* RECORDS:

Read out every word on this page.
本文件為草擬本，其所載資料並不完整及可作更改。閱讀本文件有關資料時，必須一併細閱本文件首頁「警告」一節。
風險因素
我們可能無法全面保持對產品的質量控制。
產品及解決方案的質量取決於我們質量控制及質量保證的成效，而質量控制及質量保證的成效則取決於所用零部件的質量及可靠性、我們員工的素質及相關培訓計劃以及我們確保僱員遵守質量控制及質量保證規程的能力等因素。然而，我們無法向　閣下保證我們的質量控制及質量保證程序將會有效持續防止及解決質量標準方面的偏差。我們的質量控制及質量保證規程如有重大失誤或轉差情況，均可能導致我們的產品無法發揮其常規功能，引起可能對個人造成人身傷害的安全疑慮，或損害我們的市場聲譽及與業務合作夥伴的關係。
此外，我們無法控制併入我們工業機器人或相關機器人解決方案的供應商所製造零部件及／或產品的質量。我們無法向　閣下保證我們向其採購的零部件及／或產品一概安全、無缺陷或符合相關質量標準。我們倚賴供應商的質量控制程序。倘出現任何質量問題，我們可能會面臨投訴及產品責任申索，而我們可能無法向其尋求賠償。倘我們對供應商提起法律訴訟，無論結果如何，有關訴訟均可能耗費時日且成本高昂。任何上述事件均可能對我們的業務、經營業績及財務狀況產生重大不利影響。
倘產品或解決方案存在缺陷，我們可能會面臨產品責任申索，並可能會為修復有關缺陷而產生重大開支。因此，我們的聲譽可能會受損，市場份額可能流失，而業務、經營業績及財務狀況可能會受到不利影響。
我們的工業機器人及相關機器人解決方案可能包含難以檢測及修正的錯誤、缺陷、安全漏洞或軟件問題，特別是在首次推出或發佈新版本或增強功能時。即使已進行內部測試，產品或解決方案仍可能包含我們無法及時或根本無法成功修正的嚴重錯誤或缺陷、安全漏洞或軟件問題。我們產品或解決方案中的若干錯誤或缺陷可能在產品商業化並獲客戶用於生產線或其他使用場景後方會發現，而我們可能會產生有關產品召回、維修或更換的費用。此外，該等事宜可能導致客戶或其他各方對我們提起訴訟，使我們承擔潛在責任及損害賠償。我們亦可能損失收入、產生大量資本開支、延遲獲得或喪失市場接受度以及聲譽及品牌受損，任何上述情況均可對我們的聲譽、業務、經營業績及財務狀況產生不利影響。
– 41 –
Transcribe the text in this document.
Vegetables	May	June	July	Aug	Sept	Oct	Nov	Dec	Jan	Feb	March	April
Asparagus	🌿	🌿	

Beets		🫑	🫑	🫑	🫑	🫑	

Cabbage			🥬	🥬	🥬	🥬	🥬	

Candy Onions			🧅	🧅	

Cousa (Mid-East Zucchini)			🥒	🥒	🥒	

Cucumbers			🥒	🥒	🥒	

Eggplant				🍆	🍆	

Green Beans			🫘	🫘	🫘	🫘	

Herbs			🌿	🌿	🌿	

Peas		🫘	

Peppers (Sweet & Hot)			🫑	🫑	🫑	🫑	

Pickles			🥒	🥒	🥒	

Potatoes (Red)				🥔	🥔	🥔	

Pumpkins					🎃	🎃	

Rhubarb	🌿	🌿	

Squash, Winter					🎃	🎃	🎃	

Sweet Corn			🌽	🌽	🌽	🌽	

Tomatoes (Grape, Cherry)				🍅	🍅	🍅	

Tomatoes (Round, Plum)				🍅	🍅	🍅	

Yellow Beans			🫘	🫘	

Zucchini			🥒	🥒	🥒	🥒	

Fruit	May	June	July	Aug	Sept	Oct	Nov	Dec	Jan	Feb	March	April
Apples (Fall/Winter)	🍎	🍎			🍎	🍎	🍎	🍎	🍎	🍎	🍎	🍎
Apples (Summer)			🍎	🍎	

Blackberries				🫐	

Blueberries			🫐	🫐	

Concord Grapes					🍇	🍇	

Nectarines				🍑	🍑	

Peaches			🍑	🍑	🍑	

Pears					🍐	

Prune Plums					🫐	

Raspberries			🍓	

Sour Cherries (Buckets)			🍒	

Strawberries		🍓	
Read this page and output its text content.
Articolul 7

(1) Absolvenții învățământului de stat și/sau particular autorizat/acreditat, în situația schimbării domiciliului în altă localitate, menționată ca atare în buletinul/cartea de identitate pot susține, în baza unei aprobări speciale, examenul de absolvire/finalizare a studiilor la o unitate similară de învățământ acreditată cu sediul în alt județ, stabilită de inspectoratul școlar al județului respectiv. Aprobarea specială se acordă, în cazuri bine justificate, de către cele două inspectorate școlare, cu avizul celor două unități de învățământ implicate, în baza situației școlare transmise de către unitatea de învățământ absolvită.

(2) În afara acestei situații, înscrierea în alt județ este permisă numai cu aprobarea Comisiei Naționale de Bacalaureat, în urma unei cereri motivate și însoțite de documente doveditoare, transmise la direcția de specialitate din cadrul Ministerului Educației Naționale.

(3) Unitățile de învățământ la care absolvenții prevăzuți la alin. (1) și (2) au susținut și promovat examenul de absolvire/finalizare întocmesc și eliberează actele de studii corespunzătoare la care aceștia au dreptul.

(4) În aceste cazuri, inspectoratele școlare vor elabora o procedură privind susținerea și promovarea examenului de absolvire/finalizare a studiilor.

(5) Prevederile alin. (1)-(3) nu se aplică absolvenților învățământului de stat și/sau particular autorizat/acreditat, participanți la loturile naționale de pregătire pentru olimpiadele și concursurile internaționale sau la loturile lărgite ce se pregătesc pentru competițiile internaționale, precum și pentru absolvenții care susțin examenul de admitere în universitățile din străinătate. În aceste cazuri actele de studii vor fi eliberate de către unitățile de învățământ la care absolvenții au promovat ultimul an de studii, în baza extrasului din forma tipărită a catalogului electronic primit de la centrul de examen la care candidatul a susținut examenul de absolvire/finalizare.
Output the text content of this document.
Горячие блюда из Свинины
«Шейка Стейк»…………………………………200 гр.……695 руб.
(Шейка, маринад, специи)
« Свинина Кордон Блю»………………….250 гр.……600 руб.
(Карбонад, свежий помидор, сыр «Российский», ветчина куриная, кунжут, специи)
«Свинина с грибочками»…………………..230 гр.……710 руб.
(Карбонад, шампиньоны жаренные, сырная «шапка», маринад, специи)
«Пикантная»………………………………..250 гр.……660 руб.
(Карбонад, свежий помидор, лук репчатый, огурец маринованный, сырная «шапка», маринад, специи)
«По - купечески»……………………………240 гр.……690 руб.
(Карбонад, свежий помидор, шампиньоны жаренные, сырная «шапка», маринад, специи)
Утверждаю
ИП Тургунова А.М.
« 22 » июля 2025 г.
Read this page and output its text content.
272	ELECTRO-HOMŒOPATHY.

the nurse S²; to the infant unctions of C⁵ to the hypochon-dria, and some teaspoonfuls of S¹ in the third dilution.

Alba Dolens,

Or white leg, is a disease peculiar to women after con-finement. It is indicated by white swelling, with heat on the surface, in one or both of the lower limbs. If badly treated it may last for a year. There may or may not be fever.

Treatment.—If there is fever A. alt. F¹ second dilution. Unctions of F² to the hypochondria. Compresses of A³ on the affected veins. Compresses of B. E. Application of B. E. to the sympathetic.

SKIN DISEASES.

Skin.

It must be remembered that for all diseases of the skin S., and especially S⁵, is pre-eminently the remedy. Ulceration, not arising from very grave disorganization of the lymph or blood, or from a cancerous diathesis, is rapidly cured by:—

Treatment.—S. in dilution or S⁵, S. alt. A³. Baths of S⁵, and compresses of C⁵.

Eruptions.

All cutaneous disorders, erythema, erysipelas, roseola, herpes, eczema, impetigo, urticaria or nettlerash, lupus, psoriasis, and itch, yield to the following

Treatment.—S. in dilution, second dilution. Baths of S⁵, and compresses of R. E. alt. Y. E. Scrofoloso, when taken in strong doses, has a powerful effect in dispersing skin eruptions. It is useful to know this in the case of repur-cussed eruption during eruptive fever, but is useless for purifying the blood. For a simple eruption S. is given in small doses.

* TASK GOAL: Your answer should be one number: how many lines of the listing include the word "сырная".

* THE ANSWER: 3